> **Dataset records on visual material**
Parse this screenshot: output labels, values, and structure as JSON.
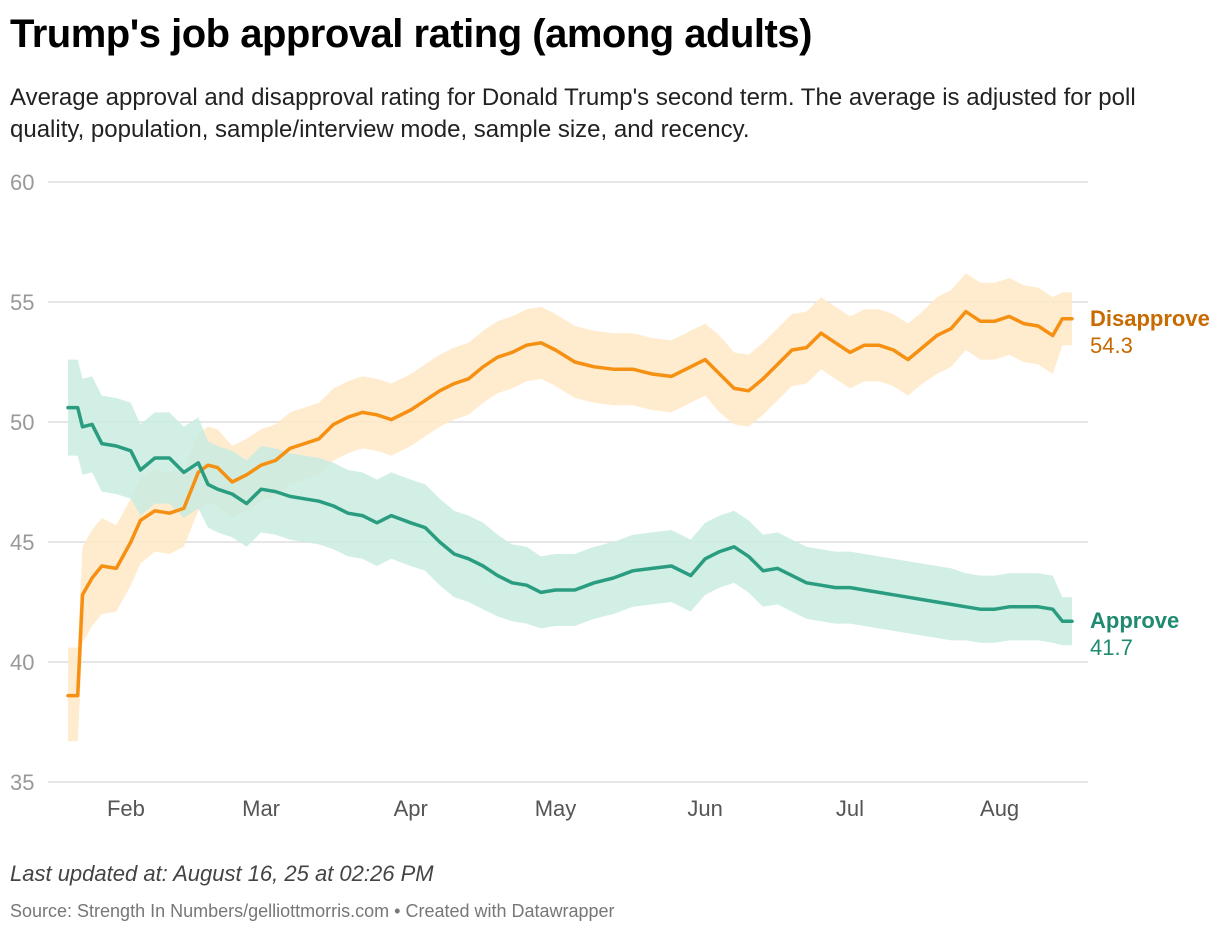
{
  "header": {
    "title": "Trump's job approval rating (among adults)",
    "subtitle": "Average approval and disapproval rating for Donald Trump's second term. The average is adjusted for poll quality, population, sample/interview mode, sample size, and recency."
  },
  "footer": {
    "updated": "Last updated at: August 16, 25 at 02:26 PM",
    "source": "Source: Strength In Numbers/gelliottmorris.com • Created with Datawrapper"
  },
  "colors": {
    "approve": "#2a9d80",
    "approve_band": "#c9ece1",
    "disapprove": "#f59012",
    "disapprove_band": "#ffe7c5",
    "approve_label": "#1f8a70",
    "disapprove_label": "#c76a00",
    "grid": "#dddddd",
    "tick": "#999999"
  },
  "chart_data": {
    "type": "line",
    "title": "Trump's job approval rating (among adults)",
    "xlabel": "",
    "ylabel": "",
    "ylim": [
      35,
      60
    ],
    "yticks": [
      35,
      40,
      45,
      50,
      55,
      60
    ],
    "xlim": [
      "2025-01-20",
      "2025-08-16"
    ],
    "xticks": [
      {
        "date": "2025-02-01",
        "label": "Feb"
      },
      {
        "date": "2025-03-01",
        "label": "Mar"
      },
      {
        "date": "2025-04-01",
        "label": "Apr"
      },
      {
        "date": "2025-05-01",
        "label": "May"
      },
      {
        "date": "2025-06-01",
        "label": "Jun"
      },
      {
        "date": "2025-07-01",
        "label": "Jul"
      },
      {
        "date": "2025-08-01",
        "label": "Aug"
      }
    ],
    "grid": true,
    "legend": "direct labels at right end of lines",
    "series": [
      {
        "name": "Disapprove",
        "end_label": "54.3",
        "x": [
          "2025-01-20",
          "2025-01-22",
          "2025-01-23",
          "2025-01-25",
          "2025-01-27",
          "2025-01-30",
          "2025-02-02",
          "2025-02-04",
          "2025-02-07",
          "2025-02-10",
          "2025-02-13",
          "2025-02-16",
          "2025-02-18",
          "2025-02-20",
          "2025-02-23",
          "2025-02-26",
          "2025-03-01",
          "2025-03-04",
          "2025-03-07",
          "2025-03-10",
          "2025-03-13",
          "2025-03-16",
          "2025-03-19",
          "2025-03-22",
          "2025-03-25",
          "2025-03-28",
          "2025-04-01",
          "2025-04-04",
          "2025-04-07",
          "2025-04-10",
          "2025-04-13",
          "2025-04-16",
          "2025-04-19",
          "2025-04-22",
          "2025-04-25",
          "2025-04-28",
          "2025-05-01",
          "2025-05-05",
          "2025-05-09",
          "2025-05-13",
          "2025-05-17",
          "2025-05-21",
          "2025-05-25",
          "2025-05-29",
          "2025-06-01",
          "2025-06-04",
          "2025-06-07",
          "2025-06-10",
          "2025-06-13",
          "2025-06-16",
          "2025-06-19",
          "2025-06-22",
          "2025-06-25",
          "2025-06-28",
          "2025-07-01",
          "2025-07-04",
          "2025-07-07",
          "2025-07-10",
          "2025-07-13",
          "2025-07-16",
          "2025-07-19",
          "2025-07-22",
          "2025-07-25",
          "2025-07-28",
          "2025-07-31",
          "2025-08-03",
          "2025-08-06",
          "2025-08-09",
          "2025-08-12",
          "2025-08-14",
          "2025-08-16"
        ],
        "values": [
          38.6,
          38.6,
          42.8,
          43.5,
          44.0,
          43.9,
          45.0,
          45.9,
          46.3,
          46.2,
          46.4,
          47.9,
          48.2,
          48.1,
          47.5,
          47.8,
          48.2,
          48.4,
          48.9,
          49.1,
          49.3,
          49.9,
          50.2,
          50.4,
          50.3,
          50.1,
          50.5,
          50.9,
          51.3,
          51.6,
          51.8,
          52.3,
          52.7,
          52.9,
          53.2,
          53.3,
          53.0,
          52.5,
          52.3,
          52.2,
          52.2,
          52.0,
          51.9,
          52.3,
          52.6,
          52.0,
          51.4,
          51.3,
          51.8,
          52.4,
          53.0,
          53.1,
          53.7,
          53.3,
          52.9,
          53.2,
          53.2,
          53.0,
          52.6,
          53.1,
          53.6,
          53.9,
          54.6,
          54.2,
          54.2,
          54.4,
          54.1,
          54.0,
          53.6,
          54.3,
          54.3
        ],
        "lower": [
          36.7,
          36.7,
          40.8,
          41.5,
          42.0,
          42.1,
          43.2,
          44.1,
          44.6,
          44.5,
          44.8,
          46.3,
          46.6,
          46.5,
          46.0,
          46.3,
          46.7,
          46.9,
          47.4,
          47.6,
          47.8,
          48.4,
          48.7,
          48.9,
          48.8,
          48.6,
          49.0,
          49.4,
          49.8,
          50.1,
          50.3,
          50.8,
          51.2,
          51.4,
          51.7,
          51.8,
          51.5,
          51.0,
          50.8,
          50.7,
          50.7,
          50.5,
          50.4,
          50.8,
          51.1,
          50.4,
          49.9,
          49.8,
          50.3,
          50.9,
          51.5,
          51.6,
          52.2,
          51.8,
          51.4,
          51.7,
          51.7,
          51.5,
          51.1,
          51.6,
          52.0,
          52.3,
          53.0,
          52.6,
          52.6,
          52.8,
          52.5,
          52.4,
          52.0,
          53.2,
          53.2
        ],
        "upper": [
          40.6,
          40.6,
          44.8,
          45.5,
          46.0,
          45.7,
          46.8,
          47.7,
          48.0,
          47.9,
          48.0,
          49.5,
          49.8,
          49.7,
          49.0,
          49.3,
          49.7,
          49.9,
          50.4,
          50.6,
          50.8,
          51.4,
          51.7,
          51.9,
          51.8,
          51.6,
          52.0,
          52.4,
          52.8,
          53.1,
          53.3,
          53.8,
          54.2,
          54.4,
          54.7,
          54.8,
          54.5,
          54.0,
          53.8,
          53.7,
          53.7,
          53.5,
          53.4,
          53.8,
          54.1,
          53.6,
          52.9,
          52.8,
          53.3,
          53.9,
          54.5,
          54.6,
          55.2,
          54.8,
          54.4,
          54.7,
          54.7,
          54.5,
          54.1,
          54.6,
          55.2,
          55.5,
          56.2,
          55.8,
          55.8,
          56.0,
          55.7,
          55.6,
          55.2,
          55.4,
          55.4
        ]
      },
      {
        "name": "Approve",
        "end_label": "41.7",
        "x": [
          "2025-01-20",
          "2025-01-22",
          "2025-01-23",
          "2025-01-25",
          "2025-01-27",
          "2025-01-30",
          "2025-02-02",
          "2025-02-04",
          "2025-02-07",
          "2025-02-10",
          "2025-02-13",
          "2025-02-16",
          "2025-02-18",
          "2025-02-20",
          "2025-02-23",
          "2025-02-26",
          "2025-03-01",
          "2025-03-04",
          "2025-03-07",
          "2025-03-10",
          "2025-03-13",
          "2025-03-16",
          "2025-03-19",
          "2025-03-22",
          "2025-03-25",
          "2025-03-28",
          "2025-04-01",
          "2025-04-04",
          "2025-04-07",
          "2025-04-10",
          "2025-04-13",
          "2025-04-16",
          "2025-04-19",
          "2025-04-22",
          "2025-04-25",
          "2025-04-28",
          "2025-05-01",
          "2025-05-05",
          "2025-05-09",
          "2025-05-13",
          "2025-05-17",
          "2025-05-21",
          "2025-05-25",
          "2025-05-29",
          "2025-06-01",
          "2025-06-04",
          "2025-06-07",
          "2025-06-10",
          "2025-06-13",
          "2025-06-16",
          "2025-06-19",
          "2025-06-22",
          "2025-06-25",
          "2025-06-28",
          "2025-07-01",
          "2025-07-04",
          "2025-07-07",
          "2025-07-10",
          "2025-07-13",
          "2025-07-16",
          "2025-07-19",
          "2025-07-22",
          "2025-07-25",
          "2025-07-28",
          "2025-07-31",
          "2025-08-03",
          "2025-08-06",
          "2025-08-09",
          "2025-08-12",
          "2025-08-14",
          "2025-08-16"
        ],
        "values": [
          50.6,
          50.6,
          49.8,
          49.9,
          49.1,
          49.0,
          48.8,
          48.0,
          48.5,
          48.5,
          47.9,
          48.3,
          47.4,
          47.2,
          47.0,
          46.6,
          47.2,
          47.1,
          46.9,
          46.8,
          46.7,
          46.5,
          46.2,
          46.1,
          45.8,
          46.1,
          45.8,
          45.6,
          45.0,
          44.5,
          44.3,
          44.0,
          43.6,
          43.3,
          43.2,
          42.9,
          43.0,
          43.0,
          43.3,
          43.5,
          43.8,
          43.9,
          44.0,
          43.6,
          44.3,
          44.6,
          44.8,
          44.4,
          43.8,
          43.9,
          43.6,
          43.3,
          43.2,
          43.1,
          43.1,
          43.0,
          42.9,
          42.8,
          42.7,
          42.6,
          42.5,
          42.4,
          42.3,
          42.2,
          42.2,
          42.3,
          42.3,
          42.3,
          42.2,
          41.7,
          41.7
        ],
        "lower": [
          48.6,
          48.6,
          47.8,
          47.9,
          47.1,
          47.0,
          46.8,
          46.1,
          46.6,
          46.6,
          46.0,
          46.4,
          45.6,
          45.4,
          45.2,
          44.8,
          45.4,
          45.3,
          45.1,
          45.0,
          44.9,
          44.7,
          44.4,
          44.3,
          44.0,
          44.3,
          44.0,
          43.8,
          43.2,
          42.7,
          42.5,
          42.2,
          41.9,
          41.7,
          41.6,
          41.4,
          41.5,
          41.5,
          41.8,
          42.0,
          42.3,
          42.4,
          42.5,
          42.1,
          42.8,
          43.1,
          43.3,
          42.9,
          42.3,
          42.4,
          42.1,
          41.8,
          41.7,
          41.6,
          41.6,
          41.5,
          41.4,
          41.3,
          41.2,
          41.1,
          41.0,
          40.9,
          40.9,
          40.8,
          40.8,
          40.9,
          40.9,
          40.9,
          40.8,
          40.7,
          40.7
        ],
        "upper": [
          52.6,
          52.6,
          51.8,
          51.9,
          51.1,
          51.0,
          50.8,
          49.9,
          50.4,
          50.4,
          49.8,
          50.2,
          49.2,
          49.0,
          48.8,
          48.4,
          49.0,
          48.9,
          48.7,
          48.6,
          48.5,
          48.3,
          48.0,
          47.9,
          47.6,
          47.9,
          47.6,
          47.4,
          46.8,
          46.3,
          46.1,
          45.8,
          45.3,
          44.9,
          44.8,
          44.4,
          44.5,
          44.5,
          44.8,
          45.0,
          45.3,
          45.4,
          45.5,
          45.1,
          45.8,
          46.1,
          46.3,
          45.9,
          45.3,
          45.4,
          45.1,
          44.8,
          44.7,
          44.6,
          44.6,
          44.5,
          44.4,
          44.3,
          44.2,
          44.1,
          44.0,
          43.9,
          43.7,
          43.6,
          43.6,
          43.7,
          43.7,
          43.7,
          43.6,
          42.7,
          42.7
        ]
      }
    ]
  }
}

> **PROBLEM TO SOLVE**
Pull every line containing the word "labels" out of the entries above.

> **EXERCISE SOLUTION**
Parse this screenshot: output labels, values, and structure as JSON.
    "legend": "direct labels at right end of lines",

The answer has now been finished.